:: RAW RECORDS ::

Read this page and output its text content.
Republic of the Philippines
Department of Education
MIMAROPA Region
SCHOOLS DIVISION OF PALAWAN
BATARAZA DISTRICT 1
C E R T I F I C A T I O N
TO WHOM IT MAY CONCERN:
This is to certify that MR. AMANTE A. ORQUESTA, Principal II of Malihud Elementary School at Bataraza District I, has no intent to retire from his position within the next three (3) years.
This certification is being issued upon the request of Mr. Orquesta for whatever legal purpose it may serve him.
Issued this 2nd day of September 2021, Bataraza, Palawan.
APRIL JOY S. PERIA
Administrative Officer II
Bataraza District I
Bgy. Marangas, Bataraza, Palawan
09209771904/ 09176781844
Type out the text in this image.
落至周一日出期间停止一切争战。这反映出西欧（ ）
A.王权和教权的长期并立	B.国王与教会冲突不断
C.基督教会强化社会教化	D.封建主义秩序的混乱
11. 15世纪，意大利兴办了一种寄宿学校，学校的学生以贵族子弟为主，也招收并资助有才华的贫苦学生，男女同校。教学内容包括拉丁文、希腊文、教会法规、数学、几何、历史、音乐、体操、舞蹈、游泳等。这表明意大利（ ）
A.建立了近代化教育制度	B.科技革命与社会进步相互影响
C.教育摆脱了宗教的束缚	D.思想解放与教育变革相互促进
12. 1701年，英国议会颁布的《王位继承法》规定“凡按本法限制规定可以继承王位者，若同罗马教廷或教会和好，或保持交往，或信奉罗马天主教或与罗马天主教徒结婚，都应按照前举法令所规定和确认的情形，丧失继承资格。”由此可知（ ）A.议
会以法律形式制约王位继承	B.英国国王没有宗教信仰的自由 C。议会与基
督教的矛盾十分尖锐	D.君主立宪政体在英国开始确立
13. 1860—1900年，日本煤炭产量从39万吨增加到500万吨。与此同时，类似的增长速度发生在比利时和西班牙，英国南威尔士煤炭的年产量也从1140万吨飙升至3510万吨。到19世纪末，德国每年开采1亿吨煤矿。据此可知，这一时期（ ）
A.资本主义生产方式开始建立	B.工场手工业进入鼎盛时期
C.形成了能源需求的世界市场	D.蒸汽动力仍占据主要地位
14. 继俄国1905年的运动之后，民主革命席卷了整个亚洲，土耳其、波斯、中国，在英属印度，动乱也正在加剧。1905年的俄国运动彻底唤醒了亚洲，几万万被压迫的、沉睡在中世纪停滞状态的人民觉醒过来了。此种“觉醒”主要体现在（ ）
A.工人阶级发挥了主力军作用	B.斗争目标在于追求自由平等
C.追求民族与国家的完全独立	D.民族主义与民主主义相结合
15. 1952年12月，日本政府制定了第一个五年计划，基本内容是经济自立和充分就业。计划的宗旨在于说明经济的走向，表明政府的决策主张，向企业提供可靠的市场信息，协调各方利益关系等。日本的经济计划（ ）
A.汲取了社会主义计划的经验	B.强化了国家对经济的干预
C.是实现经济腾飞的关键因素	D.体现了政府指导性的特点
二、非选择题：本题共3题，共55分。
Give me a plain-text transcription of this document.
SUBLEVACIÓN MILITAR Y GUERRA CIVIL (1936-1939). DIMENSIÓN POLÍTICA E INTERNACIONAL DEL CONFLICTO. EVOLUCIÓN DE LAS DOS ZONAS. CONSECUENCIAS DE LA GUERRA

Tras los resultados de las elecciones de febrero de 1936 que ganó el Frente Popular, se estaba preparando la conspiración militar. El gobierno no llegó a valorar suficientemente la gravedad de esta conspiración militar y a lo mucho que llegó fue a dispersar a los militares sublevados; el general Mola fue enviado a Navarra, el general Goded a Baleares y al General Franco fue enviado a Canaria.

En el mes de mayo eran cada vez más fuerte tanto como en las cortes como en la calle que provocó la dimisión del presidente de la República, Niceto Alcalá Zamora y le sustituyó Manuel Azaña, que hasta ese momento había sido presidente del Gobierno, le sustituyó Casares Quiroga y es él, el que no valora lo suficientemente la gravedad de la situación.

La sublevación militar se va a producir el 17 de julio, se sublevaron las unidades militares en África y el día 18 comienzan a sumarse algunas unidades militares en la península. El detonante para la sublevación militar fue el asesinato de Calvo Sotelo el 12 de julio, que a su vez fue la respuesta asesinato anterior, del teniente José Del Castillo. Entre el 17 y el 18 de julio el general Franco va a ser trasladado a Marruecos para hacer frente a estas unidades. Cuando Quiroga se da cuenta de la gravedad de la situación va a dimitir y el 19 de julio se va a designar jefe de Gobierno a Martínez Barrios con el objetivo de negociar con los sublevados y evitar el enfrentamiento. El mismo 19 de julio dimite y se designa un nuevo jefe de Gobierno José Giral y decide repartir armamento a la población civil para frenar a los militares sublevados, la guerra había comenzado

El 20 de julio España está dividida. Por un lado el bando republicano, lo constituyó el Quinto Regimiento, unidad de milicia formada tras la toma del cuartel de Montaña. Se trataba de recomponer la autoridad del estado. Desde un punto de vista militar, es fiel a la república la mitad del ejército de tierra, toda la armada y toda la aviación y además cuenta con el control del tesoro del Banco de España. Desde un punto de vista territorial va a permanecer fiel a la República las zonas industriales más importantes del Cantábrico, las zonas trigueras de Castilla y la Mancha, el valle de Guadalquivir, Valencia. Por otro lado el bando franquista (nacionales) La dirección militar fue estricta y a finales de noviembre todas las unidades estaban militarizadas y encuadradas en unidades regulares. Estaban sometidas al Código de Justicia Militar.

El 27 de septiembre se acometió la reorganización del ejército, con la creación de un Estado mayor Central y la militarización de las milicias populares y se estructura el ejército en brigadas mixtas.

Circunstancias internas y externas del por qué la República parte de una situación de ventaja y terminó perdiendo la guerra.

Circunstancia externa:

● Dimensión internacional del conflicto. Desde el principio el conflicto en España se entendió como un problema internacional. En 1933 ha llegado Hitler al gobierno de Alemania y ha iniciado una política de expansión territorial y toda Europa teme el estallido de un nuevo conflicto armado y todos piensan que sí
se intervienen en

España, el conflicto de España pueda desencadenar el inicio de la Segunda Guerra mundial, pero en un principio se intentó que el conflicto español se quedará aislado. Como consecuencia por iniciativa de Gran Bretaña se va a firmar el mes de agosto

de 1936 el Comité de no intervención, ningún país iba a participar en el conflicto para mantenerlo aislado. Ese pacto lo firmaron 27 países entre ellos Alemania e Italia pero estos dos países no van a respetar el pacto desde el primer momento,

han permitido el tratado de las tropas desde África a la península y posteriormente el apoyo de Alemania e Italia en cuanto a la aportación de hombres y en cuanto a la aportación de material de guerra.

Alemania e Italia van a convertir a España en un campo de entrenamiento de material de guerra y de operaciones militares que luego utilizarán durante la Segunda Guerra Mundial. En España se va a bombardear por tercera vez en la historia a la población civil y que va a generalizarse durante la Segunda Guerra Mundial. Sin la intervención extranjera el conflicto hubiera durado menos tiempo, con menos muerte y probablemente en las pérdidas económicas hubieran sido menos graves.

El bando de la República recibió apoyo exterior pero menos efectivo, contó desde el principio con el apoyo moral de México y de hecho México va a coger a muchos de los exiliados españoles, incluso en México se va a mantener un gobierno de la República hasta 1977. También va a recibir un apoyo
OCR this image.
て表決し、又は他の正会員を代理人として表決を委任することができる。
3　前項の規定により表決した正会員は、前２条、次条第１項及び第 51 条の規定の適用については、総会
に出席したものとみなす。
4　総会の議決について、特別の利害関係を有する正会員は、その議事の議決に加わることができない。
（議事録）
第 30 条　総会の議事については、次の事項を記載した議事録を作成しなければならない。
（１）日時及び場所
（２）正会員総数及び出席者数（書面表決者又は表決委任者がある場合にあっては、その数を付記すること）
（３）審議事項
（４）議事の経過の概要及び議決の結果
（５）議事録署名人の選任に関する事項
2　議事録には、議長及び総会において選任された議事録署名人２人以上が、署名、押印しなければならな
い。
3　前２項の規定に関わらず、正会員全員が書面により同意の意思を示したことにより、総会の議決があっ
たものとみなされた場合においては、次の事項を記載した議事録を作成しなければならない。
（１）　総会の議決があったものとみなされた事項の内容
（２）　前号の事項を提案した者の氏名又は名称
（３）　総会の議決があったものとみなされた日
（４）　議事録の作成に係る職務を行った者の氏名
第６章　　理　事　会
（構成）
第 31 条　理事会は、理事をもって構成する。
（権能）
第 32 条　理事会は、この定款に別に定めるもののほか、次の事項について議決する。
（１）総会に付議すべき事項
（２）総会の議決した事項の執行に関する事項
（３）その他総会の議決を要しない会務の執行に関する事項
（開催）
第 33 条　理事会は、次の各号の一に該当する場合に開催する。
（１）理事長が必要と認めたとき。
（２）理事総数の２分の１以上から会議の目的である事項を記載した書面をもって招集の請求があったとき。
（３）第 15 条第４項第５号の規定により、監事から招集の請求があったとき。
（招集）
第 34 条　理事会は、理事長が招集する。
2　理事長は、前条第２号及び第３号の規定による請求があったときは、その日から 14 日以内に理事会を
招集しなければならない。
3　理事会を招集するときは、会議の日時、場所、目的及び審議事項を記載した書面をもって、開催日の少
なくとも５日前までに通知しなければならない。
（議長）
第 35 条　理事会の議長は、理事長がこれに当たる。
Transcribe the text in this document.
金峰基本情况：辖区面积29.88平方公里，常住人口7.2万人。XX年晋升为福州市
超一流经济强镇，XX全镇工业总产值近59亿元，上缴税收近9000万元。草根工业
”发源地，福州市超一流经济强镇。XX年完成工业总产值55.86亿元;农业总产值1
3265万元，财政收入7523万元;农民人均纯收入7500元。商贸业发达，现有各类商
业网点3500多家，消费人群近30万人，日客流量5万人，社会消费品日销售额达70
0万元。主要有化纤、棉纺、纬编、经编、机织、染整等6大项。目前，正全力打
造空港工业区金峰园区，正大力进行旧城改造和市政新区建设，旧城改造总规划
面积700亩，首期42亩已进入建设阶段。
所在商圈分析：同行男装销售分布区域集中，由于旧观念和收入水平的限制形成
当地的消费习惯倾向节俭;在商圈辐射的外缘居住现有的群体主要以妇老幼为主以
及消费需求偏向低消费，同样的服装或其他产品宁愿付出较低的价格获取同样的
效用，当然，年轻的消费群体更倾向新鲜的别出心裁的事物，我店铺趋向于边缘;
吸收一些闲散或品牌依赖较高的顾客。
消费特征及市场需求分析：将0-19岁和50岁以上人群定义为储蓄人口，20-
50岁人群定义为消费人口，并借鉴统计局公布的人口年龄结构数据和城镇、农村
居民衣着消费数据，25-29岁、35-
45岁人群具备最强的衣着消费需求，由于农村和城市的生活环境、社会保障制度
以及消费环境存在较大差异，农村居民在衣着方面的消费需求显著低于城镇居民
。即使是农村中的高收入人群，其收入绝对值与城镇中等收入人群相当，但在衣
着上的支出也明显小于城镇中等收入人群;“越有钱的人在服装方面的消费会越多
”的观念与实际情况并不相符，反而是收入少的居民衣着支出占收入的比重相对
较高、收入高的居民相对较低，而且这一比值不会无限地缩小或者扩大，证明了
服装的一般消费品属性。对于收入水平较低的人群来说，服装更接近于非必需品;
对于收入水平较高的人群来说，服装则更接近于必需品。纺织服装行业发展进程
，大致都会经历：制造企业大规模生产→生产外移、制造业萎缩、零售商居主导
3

:::

# [OBJECTIVE]
The lines to collect are those holding the string "次の事項を記載した議事録を作成しなければならない"; copy them all.

# [FULL SOLUTION]
第 30 条　総会の議事については、次の事項を記載した議事録を作成しなければならない。
たものとみなされた場合においては、次の事項を記載した議事録を作成しなければならない。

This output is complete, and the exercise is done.